* **WHAT YOU ARE ASKED TO DO**: Go through the entries below and copy each line containing the word "consumed".

GIVEN RECORDS Start Marker

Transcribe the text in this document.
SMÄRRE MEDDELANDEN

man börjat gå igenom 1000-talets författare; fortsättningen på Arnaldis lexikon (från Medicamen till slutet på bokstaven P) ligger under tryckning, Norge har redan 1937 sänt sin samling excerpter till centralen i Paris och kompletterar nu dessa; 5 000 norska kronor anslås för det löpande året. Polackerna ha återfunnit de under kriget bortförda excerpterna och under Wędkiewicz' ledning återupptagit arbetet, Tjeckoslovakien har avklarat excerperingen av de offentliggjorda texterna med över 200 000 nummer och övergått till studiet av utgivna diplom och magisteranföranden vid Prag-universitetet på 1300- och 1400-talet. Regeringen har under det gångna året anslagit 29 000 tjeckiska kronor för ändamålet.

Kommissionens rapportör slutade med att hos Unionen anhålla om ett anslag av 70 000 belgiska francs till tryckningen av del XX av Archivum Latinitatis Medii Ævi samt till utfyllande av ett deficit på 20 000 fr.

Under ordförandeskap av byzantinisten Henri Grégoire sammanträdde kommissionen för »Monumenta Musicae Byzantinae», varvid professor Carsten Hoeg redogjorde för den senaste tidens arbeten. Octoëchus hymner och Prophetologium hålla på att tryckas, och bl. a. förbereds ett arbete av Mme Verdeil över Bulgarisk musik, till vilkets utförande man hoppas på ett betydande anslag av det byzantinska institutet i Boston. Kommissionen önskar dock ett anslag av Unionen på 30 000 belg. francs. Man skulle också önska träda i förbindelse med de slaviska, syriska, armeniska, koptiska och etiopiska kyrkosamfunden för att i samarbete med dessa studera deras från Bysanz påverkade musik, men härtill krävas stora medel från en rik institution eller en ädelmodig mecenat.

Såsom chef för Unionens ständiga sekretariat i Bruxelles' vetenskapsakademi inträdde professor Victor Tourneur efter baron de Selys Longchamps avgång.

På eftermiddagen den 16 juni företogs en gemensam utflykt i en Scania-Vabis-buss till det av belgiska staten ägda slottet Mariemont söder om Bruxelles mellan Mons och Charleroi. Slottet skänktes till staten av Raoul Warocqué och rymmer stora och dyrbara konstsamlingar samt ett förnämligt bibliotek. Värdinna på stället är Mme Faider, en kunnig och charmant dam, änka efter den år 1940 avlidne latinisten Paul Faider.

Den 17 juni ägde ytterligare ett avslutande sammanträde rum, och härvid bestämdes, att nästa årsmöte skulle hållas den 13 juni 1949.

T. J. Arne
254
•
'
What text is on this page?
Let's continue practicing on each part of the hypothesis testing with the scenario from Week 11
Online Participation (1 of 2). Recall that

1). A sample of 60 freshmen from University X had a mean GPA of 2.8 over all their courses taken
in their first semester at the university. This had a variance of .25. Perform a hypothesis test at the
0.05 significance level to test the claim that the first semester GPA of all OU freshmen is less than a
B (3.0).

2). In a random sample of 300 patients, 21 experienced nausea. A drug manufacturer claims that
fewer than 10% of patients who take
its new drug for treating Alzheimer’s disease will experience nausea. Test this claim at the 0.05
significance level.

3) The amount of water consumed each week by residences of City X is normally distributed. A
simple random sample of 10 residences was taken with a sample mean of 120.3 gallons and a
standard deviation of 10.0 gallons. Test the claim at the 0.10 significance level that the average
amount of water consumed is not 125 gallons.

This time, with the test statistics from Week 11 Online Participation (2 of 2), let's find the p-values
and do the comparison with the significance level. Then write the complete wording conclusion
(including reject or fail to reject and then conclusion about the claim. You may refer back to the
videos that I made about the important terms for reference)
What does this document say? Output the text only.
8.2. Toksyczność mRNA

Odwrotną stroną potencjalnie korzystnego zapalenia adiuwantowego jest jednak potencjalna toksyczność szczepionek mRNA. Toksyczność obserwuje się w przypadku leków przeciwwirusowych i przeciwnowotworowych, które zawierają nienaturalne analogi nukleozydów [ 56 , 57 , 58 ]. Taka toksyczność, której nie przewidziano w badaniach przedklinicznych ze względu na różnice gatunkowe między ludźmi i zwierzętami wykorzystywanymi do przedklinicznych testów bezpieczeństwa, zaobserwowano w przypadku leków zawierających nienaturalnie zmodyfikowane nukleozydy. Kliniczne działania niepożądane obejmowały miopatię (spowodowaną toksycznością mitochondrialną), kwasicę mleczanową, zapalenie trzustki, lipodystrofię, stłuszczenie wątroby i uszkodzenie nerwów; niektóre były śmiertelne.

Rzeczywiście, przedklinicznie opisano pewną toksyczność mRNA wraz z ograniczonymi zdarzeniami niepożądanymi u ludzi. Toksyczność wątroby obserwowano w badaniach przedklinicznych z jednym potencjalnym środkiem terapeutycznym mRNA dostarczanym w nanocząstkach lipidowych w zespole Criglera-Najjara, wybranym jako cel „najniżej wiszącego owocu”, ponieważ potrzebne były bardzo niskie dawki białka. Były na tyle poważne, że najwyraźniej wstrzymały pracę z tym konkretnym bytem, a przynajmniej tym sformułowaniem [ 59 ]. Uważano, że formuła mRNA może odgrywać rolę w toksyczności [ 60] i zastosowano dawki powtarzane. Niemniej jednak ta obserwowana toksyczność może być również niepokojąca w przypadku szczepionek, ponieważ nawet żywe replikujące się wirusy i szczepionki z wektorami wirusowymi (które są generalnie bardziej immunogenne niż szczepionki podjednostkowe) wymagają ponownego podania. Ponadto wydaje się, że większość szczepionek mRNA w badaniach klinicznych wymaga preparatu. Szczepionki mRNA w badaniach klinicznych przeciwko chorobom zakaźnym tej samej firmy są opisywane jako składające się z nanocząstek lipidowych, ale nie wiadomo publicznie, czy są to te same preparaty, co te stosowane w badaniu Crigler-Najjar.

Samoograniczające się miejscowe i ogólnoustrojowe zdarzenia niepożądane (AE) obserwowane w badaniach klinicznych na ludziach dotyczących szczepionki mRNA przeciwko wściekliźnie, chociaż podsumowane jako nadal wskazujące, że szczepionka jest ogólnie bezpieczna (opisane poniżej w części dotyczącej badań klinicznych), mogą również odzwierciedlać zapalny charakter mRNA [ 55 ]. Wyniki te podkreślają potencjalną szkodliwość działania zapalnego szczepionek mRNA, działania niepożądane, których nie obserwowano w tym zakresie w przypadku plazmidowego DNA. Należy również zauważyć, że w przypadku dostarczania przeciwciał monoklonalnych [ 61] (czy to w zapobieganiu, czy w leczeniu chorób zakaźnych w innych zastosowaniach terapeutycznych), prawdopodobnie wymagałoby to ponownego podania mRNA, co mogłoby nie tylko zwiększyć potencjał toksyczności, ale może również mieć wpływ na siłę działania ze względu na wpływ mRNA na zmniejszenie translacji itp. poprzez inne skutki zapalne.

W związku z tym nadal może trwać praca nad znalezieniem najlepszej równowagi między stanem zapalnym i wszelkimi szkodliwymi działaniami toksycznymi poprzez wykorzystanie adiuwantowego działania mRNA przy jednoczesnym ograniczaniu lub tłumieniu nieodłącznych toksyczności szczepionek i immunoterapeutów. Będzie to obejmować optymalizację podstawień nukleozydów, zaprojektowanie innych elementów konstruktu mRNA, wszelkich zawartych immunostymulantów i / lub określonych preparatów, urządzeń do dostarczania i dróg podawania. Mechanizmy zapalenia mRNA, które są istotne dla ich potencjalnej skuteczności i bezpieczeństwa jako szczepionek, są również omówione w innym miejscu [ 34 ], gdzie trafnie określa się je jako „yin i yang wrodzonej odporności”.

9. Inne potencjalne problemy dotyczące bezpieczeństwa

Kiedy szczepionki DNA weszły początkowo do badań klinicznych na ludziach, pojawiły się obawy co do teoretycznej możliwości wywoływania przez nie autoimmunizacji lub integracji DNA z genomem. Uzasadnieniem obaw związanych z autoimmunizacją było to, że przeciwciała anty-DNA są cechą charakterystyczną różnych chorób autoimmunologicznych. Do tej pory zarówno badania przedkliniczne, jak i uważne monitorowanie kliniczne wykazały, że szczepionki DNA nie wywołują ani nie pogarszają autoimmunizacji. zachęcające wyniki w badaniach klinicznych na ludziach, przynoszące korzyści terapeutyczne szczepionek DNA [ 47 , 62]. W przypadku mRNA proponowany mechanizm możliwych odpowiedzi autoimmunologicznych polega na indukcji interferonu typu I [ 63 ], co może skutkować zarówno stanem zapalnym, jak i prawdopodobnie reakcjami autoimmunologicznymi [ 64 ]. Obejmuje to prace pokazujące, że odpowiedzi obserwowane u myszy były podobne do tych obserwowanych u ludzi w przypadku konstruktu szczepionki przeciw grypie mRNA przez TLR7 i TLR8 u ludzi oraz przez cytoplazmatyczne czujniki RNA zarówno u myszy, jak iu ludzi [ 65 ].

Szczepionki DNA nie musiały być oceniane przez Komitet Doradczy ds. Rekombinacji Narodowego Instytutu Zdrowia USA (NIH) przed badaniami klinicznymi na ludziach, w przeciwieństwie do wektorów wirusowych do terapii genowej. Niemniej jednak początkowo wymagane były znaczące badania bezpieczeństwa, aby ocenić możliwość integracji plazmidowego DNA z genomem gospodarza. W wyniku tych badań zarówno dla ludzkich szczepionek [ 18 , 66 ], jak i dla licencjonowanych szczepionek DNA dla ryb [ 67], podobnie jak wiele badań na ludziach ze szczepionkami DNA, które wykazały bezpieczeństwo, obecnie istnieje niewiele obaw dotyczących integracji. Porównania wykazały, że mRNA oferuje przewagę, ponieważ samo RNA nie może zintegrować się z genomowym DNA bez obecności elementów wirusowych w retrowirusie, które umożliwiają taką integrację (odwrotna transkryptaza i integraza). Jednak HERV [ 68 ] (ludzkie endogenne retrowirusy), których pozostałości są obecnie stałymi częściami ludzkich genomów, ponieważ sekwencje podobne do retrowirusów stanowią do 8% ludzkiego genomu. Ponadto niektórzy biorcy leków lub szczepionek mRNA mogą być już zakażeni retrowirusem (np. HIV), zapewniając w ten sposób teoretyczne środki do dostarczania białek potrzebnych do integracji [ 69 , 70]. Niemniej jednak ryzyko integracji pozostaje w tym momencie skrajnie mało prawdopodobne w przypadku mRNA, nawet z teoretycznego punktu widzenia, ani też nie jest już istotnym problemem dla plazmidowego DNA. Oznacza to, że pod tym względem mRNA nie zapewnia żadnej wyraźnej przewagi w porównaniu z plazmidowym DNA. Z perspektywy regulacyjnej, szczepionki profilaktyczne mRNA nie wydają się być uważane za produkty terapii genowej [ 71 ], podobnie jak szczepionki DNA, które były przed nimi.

GIVEN RECORDS End Marker

* **EXERCISE SOLUTION**:
3) The amount of water consumed each week by residences of City X is normally distributed. A
amount of water consumed is not 125 gallons.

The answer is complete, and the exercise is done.